Text =>
Running the app locally

From the project directory, run:

streamlit run minimal_dashboard.py

Streamlit will start a local development server and open the app in your browser.

How the web app script works

The minimal dashboard code is organized as a short end-to-end pipeline: it configures the Streamlit page, requests data from the 4TU.ResearchData API, converts the JSON response into a pandas table, applies a couple of filters, and then presents the results in the browser.

1. Import the main libraries

The script starts by importing three libraries:

  • requests to communicate with the API
  • pandas to organize the returned JSON into a table
  • streamlit to build the dashboard interface

This reflects the three core parts of the workflow: data access (requests), data transformation (pandas), and data presentation (streamlit).

2. Configure the Streamlit page

Next, the script defines some basic interface elements:

  • the browser tab title with st.set_page_config(...)
  • the main page title with st.title(...)
  • a short introductory text with st.write(...)

This is the first visible part of the dashboard and helps users immediately understand what the application does.

3. Define the API endpoints

The script then stores the base URL of 4TU.ResearchData and builds two endpoint URLs:

  • /v2/articles to retrieve dataset records
  • /v3/groups to retrieve institutional group information

Using separate variables for these endpoints makes the code easier to read and easier to modify later.

4. Create a helper function for API requests

The function get_json() wraps the requests.get() call. It sends a request to a given URL, optionally includes query parameters, waits up to 30 seconds, checks whether the request succeeded, and returns the JSON response.

This is a good teaching pattern because it avoids repeating the same request logic throughout the script. Instead of writing requests.get(...) multiple times, the dashboard can reuse one small function.

(Part of a data file)

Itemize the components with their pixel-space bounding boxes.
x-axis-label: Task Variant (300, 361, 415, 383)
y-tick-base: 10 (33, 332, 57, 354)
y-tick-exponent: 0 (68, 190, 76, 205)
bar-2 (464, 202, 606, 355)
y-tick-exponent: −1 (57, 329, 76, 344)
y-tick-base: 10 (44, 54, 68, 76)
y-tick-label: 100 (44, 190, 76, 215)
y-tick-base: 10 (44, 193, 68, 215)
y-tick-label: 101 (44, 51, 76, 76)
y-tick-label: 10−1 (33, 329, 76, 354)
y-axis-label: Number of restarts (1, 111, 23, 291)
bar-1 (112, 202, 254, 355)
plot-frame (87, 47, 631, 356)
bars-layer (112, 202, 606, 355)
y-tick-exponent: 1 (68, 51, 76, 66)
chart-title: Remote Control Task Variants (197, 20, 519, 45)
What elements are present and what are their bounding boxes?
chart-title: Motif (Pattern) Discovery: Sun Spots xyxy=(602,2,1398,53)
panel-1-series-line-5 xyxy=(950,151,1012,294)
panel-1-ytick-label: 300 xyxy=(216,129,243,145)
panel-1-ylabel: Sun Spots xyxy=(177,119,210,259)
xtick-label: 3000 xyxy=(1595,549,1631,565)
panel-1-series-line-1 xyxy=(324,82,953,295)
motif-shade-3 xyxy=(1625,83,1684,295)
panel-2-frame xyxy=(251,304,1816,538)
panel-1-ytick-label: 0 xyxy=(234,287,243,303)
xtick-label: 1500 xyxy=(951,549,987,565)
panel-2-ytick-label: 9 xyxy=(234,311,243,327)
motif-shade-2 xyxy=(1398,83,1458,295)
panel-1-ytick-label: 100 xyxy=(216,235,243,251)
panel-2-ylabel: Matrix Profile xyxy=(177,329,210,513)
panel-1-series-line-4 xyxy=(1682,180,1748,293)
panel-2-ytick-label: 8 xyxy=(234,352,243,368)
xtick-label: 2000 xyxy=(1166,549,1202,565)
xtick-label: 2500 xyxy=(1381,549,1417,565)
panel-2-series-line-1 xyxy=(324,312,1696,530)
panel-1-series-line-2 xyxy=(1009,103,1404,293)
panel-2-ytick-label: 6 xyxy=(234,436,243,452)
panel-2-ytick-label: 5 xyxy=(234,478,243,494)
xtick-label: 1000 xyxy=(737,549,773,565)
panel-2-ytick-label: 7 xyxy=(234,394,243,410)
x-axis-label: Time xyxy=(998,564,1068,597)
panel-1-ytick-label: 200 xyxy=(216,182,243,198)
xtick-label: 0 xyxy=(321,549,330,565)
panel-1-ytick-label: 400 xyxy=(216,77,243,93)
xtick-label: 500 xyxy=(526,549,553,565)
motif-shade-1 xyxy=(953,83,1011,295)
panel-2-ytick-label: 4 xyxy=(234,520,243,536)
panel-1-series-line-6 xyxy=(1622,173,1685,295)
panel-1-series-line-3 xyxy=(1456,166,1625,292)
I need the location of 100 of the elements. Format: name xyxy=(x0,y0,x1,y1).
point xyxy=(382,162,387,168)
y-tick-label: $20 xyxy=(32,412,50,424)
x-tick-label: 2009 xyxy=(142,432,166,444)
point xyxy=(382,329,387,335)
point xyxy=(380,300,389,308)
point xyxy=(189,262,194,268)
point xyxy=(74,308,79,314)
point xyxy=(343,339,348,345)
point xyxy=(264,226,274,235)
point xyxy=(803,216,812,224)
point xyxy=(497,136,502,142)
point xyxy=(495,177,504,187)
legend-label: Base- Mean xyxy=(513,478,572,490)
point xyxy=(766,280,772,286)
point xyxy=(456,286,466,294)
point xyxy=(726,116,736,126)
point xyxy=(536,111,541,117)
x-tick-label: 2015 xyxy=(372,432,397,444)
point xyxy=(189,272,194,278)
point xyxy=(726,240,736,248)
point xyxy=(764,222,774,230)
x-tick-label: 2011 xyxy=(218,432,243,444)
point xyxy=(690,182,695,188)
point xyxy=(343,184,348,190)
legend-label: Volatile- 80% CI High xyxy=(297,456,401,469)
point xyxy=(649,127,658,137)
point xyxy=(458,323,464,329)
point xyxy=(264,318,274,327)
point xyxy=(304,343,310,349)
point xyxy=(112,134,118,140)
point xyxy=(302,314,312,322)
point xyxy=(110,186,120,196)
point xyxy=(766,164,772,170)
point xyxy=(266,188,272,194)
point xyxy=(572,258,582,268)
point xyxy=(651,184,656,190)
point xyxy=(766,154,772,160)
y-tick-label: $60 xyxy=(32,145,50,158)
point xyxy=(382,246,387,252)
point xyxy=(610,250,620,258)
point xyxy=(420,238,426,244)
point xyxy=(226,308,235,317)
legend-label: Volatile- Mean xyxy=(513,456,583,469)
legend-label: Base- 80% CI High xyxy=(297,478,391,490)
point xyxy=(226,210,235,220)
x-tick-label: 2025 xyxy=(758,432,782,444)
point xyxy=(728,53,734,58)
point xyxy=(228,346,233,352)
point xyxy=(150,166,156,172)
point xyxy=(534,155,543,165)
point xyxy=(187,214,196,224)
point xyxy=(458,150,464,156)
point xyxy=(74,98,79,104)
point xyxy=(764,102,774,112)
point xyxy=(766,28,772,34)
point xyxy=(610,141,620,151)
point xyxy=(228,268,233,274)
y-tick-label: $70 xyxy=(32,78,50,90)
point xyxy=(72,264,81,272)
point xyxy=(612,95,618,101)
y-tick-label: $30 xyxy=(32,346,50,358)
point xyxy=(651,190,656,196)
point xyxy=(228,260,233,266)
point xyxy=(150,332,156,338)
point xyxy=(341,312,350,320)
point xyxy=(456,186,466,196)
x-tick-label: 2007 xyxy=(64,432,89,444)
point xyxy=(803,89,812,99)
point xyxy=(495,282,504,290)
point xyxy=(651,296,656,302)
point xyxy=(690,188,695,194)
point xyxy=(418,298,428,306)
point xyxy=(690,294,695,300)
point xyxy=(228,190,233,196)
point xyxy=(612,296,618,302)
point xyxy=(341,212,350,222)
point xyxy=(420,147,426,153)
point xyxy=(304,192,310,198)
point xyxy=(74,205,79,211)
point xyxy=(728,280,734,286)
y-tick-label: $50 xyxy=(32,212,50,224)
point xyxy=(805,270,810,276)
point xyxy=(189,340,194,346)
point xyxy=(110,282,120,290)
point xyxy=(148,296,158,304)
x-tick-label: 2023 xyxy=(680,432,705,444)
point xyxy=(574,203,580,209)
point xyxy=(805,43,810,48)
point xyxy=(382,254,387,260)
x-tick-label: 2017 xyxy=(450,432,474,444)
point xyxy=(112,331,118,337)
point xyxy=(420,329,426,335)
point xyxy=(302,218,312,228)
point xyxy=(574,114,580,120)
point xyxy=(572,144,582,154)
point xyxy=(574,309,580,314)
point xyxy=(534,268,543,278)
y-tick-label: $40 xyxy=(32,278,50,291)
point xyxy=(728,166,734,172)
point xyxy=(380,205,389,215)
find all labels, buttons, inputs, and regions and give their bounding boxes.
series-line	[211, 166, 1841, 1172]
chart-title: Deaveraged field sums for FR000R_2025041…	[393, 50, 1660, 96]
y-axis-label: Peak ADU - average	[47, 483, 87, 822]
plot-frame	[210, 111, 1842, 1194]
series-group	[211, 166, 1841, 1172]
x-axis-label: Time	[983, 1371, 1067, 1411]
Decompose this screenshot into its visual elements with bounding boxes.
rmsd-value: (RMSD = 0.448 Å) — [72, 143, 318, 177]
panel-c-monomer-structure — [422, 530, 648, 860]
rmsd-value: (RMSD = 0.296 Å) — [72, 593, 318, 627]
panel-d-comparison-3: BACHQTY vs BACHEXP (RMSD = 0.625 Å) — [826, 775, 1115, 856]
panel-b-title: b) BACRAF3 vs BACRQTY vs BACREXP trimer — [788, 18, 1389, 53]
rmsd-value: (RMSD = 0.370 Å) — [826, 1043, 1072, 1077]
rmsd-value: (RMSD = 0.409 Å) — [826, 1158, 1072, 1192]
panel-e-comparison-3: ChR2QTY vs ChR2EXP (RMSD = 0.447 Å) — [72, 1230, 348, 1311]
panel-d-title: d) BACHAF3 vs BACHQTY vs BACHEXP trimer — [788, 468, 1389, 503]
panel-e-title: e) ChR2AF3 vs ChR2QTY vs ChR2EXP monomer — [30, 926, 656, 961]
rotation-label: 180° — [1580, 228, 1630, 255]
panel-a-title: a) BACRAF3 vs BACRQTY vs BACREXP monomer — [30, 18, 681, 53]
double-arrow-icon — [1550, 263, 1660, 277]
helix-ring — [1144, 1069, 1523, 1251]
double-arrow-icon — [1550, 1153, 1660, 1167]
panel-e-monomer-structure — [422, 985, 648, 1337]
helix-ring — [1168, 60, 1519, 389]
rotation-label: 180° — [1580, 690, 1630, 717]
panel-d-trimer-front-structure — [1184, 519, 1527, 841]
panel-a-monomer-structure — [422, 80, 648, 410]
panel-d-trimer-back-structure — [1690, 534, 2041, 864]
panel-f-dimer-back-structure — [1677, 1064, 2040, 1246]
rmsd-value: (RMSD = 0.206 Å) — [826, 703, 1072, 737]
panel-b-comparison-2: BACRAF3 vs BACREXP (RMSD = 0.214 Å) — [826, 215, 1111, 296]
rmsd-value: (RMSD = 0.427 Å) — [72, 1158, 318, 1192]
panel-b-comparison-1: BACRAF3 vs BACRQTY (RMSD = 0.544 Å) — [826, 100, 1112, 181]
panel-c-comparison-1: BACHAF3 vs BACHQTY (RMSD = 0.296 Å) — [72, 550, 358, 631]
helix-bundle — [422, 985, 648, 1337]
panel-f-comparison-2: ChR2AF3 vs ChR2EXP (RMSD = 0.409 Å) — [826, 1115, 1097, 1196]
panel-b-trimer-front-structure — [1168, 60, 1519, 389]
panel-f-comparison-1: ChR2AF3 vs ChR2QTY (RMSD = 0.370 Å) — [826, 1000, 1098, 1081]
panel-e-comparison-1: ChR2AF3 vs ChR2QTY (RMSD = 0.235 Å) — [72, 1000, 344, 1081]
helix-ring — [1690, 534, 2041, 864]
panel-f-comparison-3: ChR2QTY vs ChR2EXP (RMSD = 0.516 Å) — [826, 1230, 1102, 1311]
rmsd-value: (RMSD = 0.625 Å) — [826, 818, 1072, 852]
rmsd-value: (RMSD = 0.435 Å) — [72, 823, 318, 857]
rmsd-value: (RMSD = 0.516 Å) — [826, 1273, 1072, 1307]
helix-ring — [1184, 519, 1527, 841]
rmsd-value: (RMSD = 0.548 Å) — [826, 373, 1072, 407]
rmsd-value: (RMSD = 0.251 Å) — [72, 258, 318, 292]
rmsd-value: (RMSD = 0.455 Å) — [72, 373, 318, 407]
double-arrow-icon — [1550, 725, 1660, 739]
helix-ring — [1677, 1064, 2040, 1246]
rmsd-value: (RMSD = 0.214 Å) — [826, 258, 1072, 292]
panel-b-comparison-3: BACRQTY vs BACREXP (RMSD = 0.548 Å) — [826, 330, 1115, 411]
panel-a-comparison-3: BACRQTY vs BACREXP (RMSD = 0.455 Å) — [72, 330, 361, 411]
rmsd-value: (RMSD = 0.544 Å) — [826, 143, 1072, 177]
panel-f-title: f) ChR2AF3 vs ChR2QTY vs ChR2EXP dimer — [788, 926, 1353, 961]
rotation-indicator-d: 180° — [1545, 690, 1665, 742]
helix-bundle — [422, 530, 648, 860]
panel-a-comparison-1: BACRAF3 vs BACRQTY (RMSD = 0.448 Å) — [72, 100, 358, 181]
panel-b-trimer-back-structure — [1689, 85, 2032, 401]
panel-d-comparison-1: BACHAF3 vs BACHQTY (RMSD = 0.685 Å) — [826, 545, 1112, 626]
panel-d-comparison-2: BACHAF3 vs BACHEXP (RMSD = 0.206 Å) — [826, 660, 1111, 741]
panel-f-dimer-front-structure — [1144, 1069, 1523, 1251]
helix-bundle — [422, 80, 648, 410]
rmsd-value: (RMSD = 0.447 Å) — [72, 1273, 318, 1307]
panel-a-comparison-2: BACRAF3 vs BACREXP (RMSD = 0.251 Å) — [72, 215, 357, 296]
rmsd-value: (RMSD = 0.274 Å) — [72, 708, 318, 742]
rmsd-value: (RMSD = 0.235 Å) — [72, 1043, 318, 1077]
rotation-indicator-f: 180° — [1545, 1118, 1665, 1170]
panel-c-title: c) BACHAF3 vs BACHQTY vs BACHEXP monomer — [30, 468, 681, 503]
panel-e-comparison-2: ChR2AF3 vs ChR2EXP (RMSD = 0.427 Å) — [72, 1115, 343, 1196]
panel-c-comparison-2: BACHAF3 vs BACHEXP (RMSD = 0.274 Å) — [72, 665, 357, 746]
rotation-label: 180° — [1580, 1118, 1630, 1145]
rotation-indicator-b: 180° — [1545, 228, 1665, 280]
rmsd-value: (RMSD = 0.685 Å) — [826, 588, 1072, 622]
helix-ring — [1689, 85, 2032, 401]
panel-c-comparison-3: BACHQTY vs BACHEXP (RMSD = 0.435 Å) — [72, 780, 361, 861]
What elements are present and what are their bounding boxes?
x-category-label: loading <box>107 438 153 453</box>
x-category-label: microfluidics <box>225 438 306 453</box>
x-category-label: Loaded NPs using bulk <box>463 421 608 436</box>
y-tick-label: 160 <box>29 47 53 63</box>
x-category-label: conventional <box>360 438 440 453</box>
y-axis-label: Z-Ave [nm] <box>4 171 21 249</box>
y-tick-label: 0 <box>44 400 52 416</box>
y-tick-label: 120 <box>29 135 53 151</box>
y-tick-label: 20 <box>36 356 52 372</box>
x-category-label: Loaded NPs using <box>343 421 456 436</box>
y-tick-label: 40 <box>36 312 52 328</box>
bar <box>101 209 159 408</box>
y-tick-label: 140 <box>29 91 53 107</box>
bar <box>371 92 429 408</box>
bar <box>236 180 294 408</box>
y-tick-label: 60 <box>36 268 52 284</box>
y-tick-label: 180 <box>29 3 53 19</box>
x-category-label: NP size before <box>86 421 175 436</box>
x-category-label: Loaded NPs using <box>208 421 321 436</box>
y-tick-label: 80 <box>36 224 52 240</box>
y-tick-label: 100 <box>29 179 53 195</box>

Goal => In the dashboard text, how long does the get_json() function wait for a response?

Result for this task => Up to 30 seconds.